* STATED TASK:
Leave out the pictures, then reproduce the rest of the material exactly.

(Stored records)
* * * *
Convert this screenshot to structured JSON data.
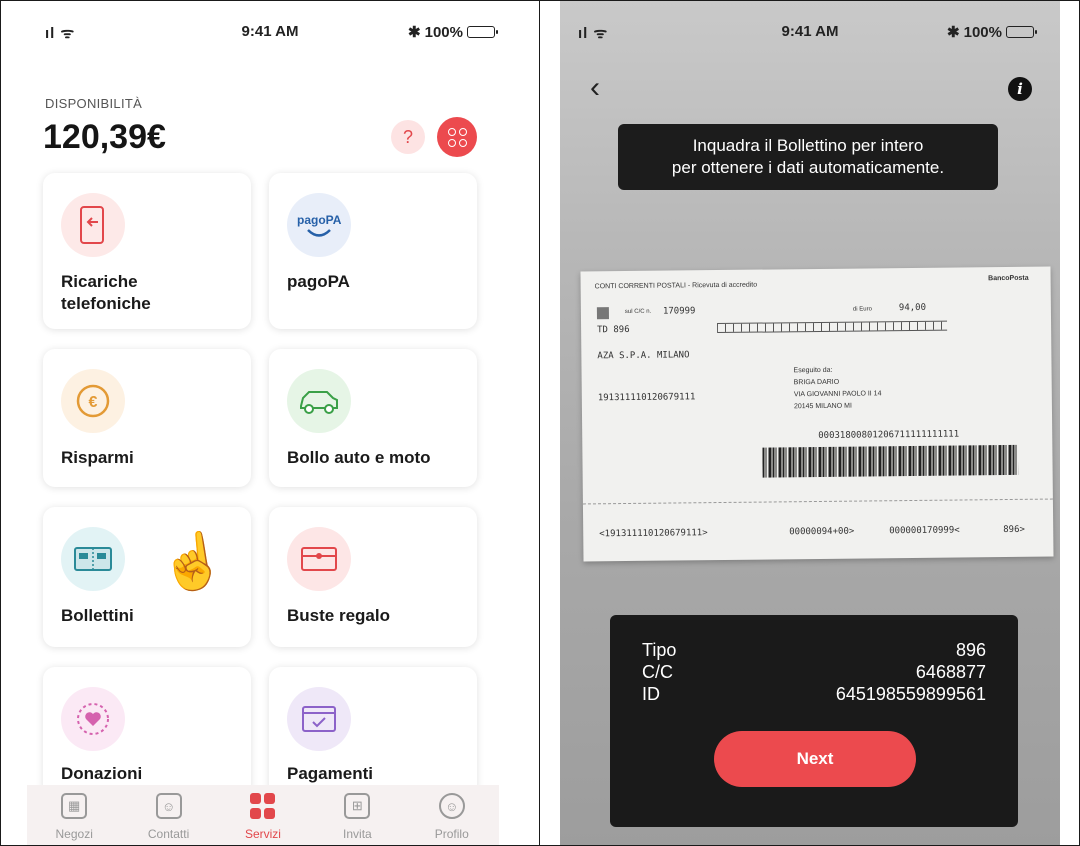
{
  "left": {
    "status": {
      "time": "9:41 AM",
      "signal": "ıl ᯤ",
      "battery": "100%"
    },
    "header": {
      "label": "DISPONIBILITÀ",
      "balance": "120,39€",
      "help": "?"
    },
    "cards": [
      {
        "label_l1": "Ricariche",
        "label_l2": "telefoniche",
        "icon": "phone-recharge-icon"
      },
      {
        "label_l1": "pagoPA",
        "label_l2": "",
        "icon": "pagopa-logo-icon",
        "logo_text": "pagoPA"
      },
      {
        "label_l1": "Risparmi",
        "label_l2": "",
        "icon": "euro-coin-icon",
        "glyph": "€"
      },
      {
        "label_l1": "Bollo auto e moto",
        "label_l2": "",
        "icon": "car-icon"
      },
      {
        "label_l1": "Bollettini",
        "label_l2": "",
        "icon": "bill-slip-icon"
      },
      {
        "label_l1": "Buste regalo",
        "label_l2": "",
        "icon": "gift-envelope-icon"
      },
      {
        "label_l1": "Donazioni",
        "label_l2": "",
        "icon": "heart-donation-icon"
      },
      {
        "label_l1": "Pagamenti",
        "label_l2": "",
        "icon": "payment-card-icon"
      }
    ],
    "tabs": [
      {
        "label": "Negozi",
        "icon": "shop-icon"
      },
      {
        "label": "Contatti",
        "icon": "contacts-icon"
      },
      {
        "label": "Servizi",
        "icon": "services-icon",
        "active": true
      },
      {
        "label": "Invita",
        "icon": "gift-icon"
      },
      {
        "label": "Profilo",
        "icon": "profile-icon"
      }
    ]
  },
  "right": {
    "status": {
      "time": "9:41 AM",
      "signal": "ıl ᯤ",
      "battery": "100%"
    },
    "instruction": {
      "line1": "Inquadra il Bollettino per intero",
      "line2": "per ottenere i dati automaticamente."
    },
    "slip": {
      "header": "CONTI CORRENTI POSTALI - Ricevuta di accredito",
      "brand": "BancoPosta",
      "account_label": "sul C/C n.",
      "account": "170999",
      "amount_label": "di Euro",
      "amount": "94,00",
      "td": "TD  896",
      "payee": "AZA S.P.A. MILANO",
      "code": "191311110120679111",
      "payer_label": "Eseguito da:",
      "payer_name": "BRIGA DARIO",
      "payer_addr": "VIA GIOVANNI PAOLO II 14",
      "payer_city": "20145 MILANO MI",
      "long_code": "00031800801206711111111111",
      "ocr_1": "<191311110120679111>",
      "ocr_2": "00000094+00>",
      "ocr_3": "000000170999<",
      "ocr_4": "896>"
    },
    "result": {
      "rows": [
        {
          "label": "Tipo",
          "value": "896"
        },
        {
          "label": "C/C",
          "value": "6468877"
        },
        {
          "label": "ID",
          "value": "645198559899561"
        }
      ],
      "button": "Next"
    }
  },
  "colors": {
    "accent": "#ec4a4e",
    "tab_inactive": "#999999",
    "overlay": "#1a1a1a"
  }
}
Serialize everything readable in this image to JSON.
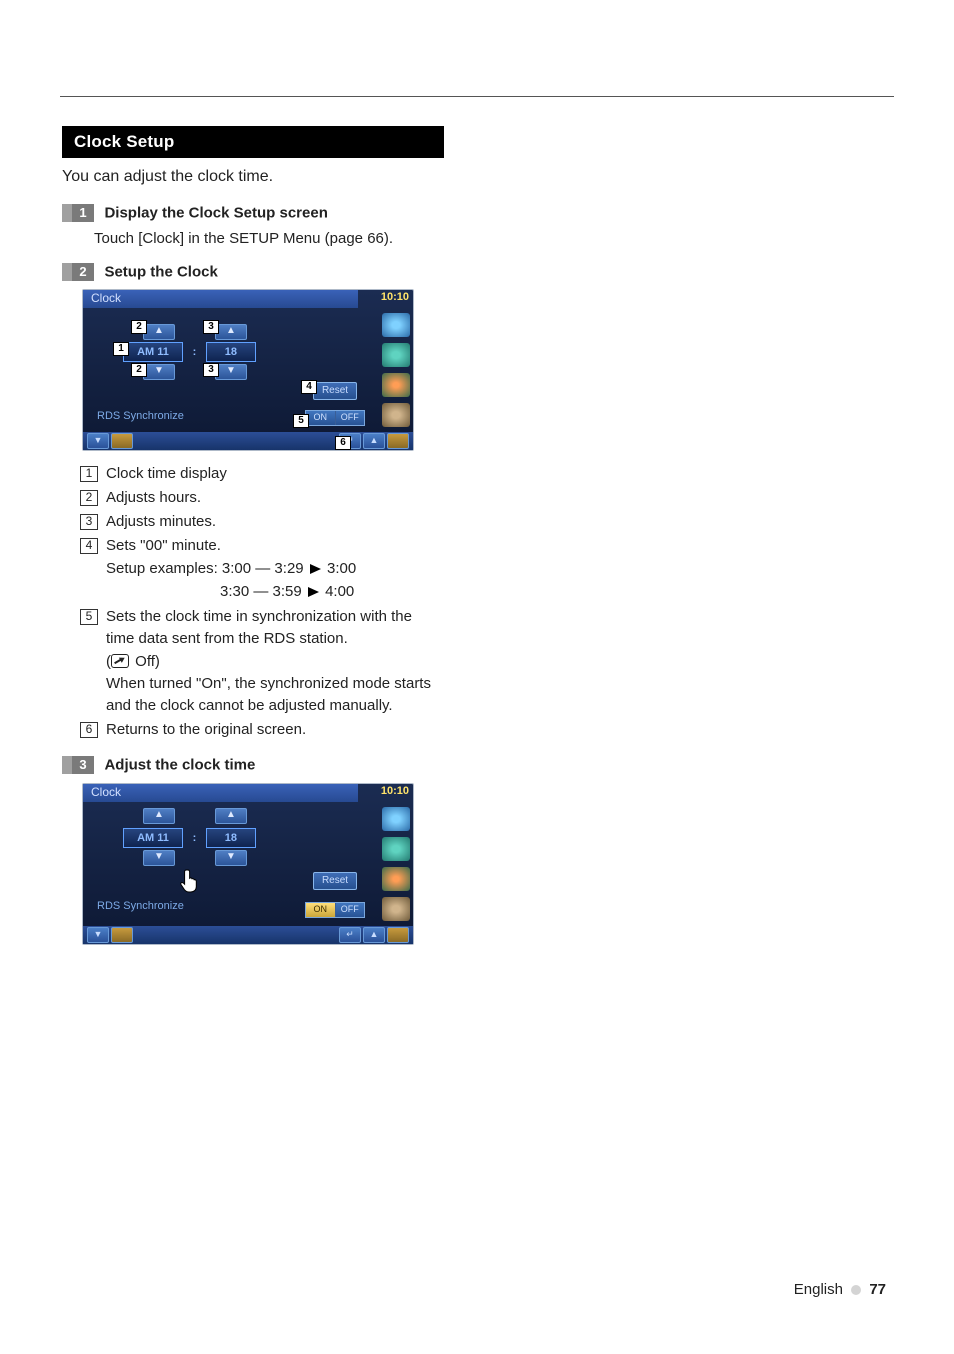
{
  "section_title": "Clock Setup",
  "intro": "You can adjust the clock time.",
  "steps": {
    "s1": {
      "num": "1",
      "title": "Display the Clock Setup screen",
      "body": "Touch [Clock] in the SETUP Menu (page 66)."
    },
    "s2": {
      "num": "2",
      "title": "Setup the Clock"
    },
    "s3": {
      "num": "3",
      "title": "Adjust the clock time"
    }
  },
  "shot": {
    "title": "Clock",
    "time": "10:10",
    "hour": "AM 11",
    "sep": ":",
    "minute": "18",
    "reset": "Reset",
    "rds_label": "RDS Synchronize",
    "on": "ON",
    "off": "OFF",
    "arrow_up": "▲",
    "arrow_down": "▼",
    "back": "↵"
  },
  "callouts": {
    "c1": "1",
    "c2": "2",
    "c3": "3",
    "c4": "4",
    "c5": "5",
    "c6": "6"
  },
  "legend": {
    "l1": "Clock time display",
    "l2": "Adjusts hours.",
    "l3": "Adjusts minutes.",
    "l4": "Sets \"00\" minute.",
    "l4_ex_label": "Setup examples:",
    "l4_ex_a_left": "3:00 — 3:29",
    "l4_ex_a_right": "3:00",
    "l4_ex_b_left": "3:30 — 3:59",
    "l4_ex_b_right": "4:00",
    "l5a": "Sets the clock time in synchronization with the time data sent from the RDS station.",
    "l5_off": "Off)",
    "l5_open": "(",
    "l5b": "When turned \"On\", the synchronized mode starts and the clock cannot be adjusted manually.",
    "l6": "Returns to the original screen."
  },
  "footer": {
    "lang": "English",
    "page": "77"
  }
}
* * * *
* RESULT BELOW:
Convert this screenshot to structured JSON data.
{
  "left": {
    "status": {
      "time": "9:41 AM",
      "signal": "ıl ᯤ",
      "battery": "100%"
    },
    "header": {
      "label": "DISPONIBILITÀ",
      "balance": "120,39€",
      "help": "?"
    },
    "cards": [
      {
        "label_l1": "Ricariche",
        "label_l2": "telefoniche",
        "icon": "phone-recharge-icon"
      },
      {
        "label_l1": "pagoPA",
        "label_l2": "",
        "icon": "pagopa-logo-icon",
        "logo_text": "pagoPA"
      },
      {
        "label_l1": "Risparmi",
        "label_l2": "",
        "icon": "euro-coin-icon",
        "glyph": "€"
      },
      {
        "label_l1": "Bollo auto e moto",
        "label_l2": "",
        "icon": "car-icon"
      },
      {
        "label_l1": "Bollettini",
        "label_l2": "",
        "icon": "bill-slip-icon"
      },
      {
        "label_l1": "Buste regalo",
        "label_l2": "",
        "icon": "gift-envelope-icon"
      },
      {
        "label_l1": "Donazioni",
        "label_l2": "",
        "icon": "heart-donation-icon"
      },
      {
        "label_l1": "Pagamenti",
        "label_l2": "",
        "icon": "payment-card-icon"
      }
    ],
    "tabs": [
      {
        "label": "Negozi",
        "icon": "shop-icon"
      },
      {
        "label": "Contatti",
        "icon": "contacts-icon"
      },
      {
        "label": "Servizi",
        "icon": "services-icon",
        "active": true
      },
      {
        "label": "Invita",
        "icon": "gift-icon"
      },
      {
        "label": "Profilo",
        "icon": "profile-icon"
      }
    ]
  },
  "right": {
    "status": {
      "time": "9:41 AM",
      "signal": "ıl ᯤ",
      "battery": "100%"
    },
    "instruction": {
      "line1": "Inquadra il Bollettino per intero",
      "line2": "per ottenere i dati automaticamente."
    },
    "slip": {
      "header": "CONTI CORRENTI POSTALI - Ricevuta di accredito",
      "brand": "BancoPosta",
      "account_label": "sul C/C n.",
      "account": "170999",
      "amount_label": "di Euro",
      "amount": "94,00",
      "td": "TD  896",
      "payee": "AZA S.P.A. MILANO",
      "code": "191311110120679111",
      "payer_label": "Eseguito da:",
      "payer_name": "BRIGA DARIO",
      "payer_addr": "VIA GIOVANNI PAOLO II 14",
      "payer_city": "20145 MILANO MI",
      "long_code": "00031800801206711111111111",
      "ocr_1": "<191311110120679111>",
      "ocr_2": "00000094+00>",
      "ocr_3": "000000170999<",
      "ocr_4": "896>"
    },
    "result": {
      "rows": [
        {
          "label": "Tipo",
          "value": "896"
        },
        {
          "label": "C/C",
          "value": "6468877"
        },
        {
          "label": "ID",
          "value": "645198559899561"
        }
      ],
      "button": "Next"
    }
  },
  "colors": {
    "accent": "#ec4a4e",
    "tab_inactive": "#999999",
    "overlay": "#1a1a1a"
  }
}
Serialize everything readable in this image to JSON.
{
  "section_title": "Clock Setup",
  "intro": "You can adjust the clock time.",
  "steps": {
    "s1": {
      "num": "1",
      "title": "Display the Clock Setup screen",
      "body": "Touch [Clock] in the SETUP Menu (page 66)."
    },
    "s2": {
      "num": "2",
      "title": "Setup the Clock"
    },
    "s3": {
      "num": "3",
      "title": "Adjust the clock time"
    }
  },
  "shot": {
    "title": "Clock",
    "time": "10:10",
    "hour": "AM 11",
    "sep": ":",
    "minute": "18",
    "reset": "Reset",
    "rds_label": "RDS Synchronize",
    "on": "ON",
    "off": "OFF",
    "arrow_up": "▲",
    "arrow_down": "▼",
    "back": "↵"
  },
  "callouts": {
    "c1": "1",
    "c2": "2",
    "c3": "3",
    "c4": "4",
    "c5": "5",
    "c6": "6"
  },
  "legend": {
    "l1": "Clock time display",
    "l2": "Adjusts hours.",
    "l3": "Adjusts minutes.",
    "l4": "Sets \"00\" minute.",
    "l4_ex_label": "Setup examples:",
    "l4_ex_a_left": "3:00 — 3:29",
    "l4_ex_a_right": "3:00",
    "l4_ex_b_left": "3:30 — 3:59",
    "l4_ex_b_right": "4:00",
    "l5a": "Sets the clock time in synchronization with the time data sent from the RDS station.",
    "l5_off": "Off)",
    "l5_open": "(",
    "l5b": "When turned \"On\", the synchronized mode starts and the clock cannot be adjusted manually.",
    "l6": "Returns to the original screen."
  },
  "footer": {
    "lang": "English",
    "page": "77"
  }
}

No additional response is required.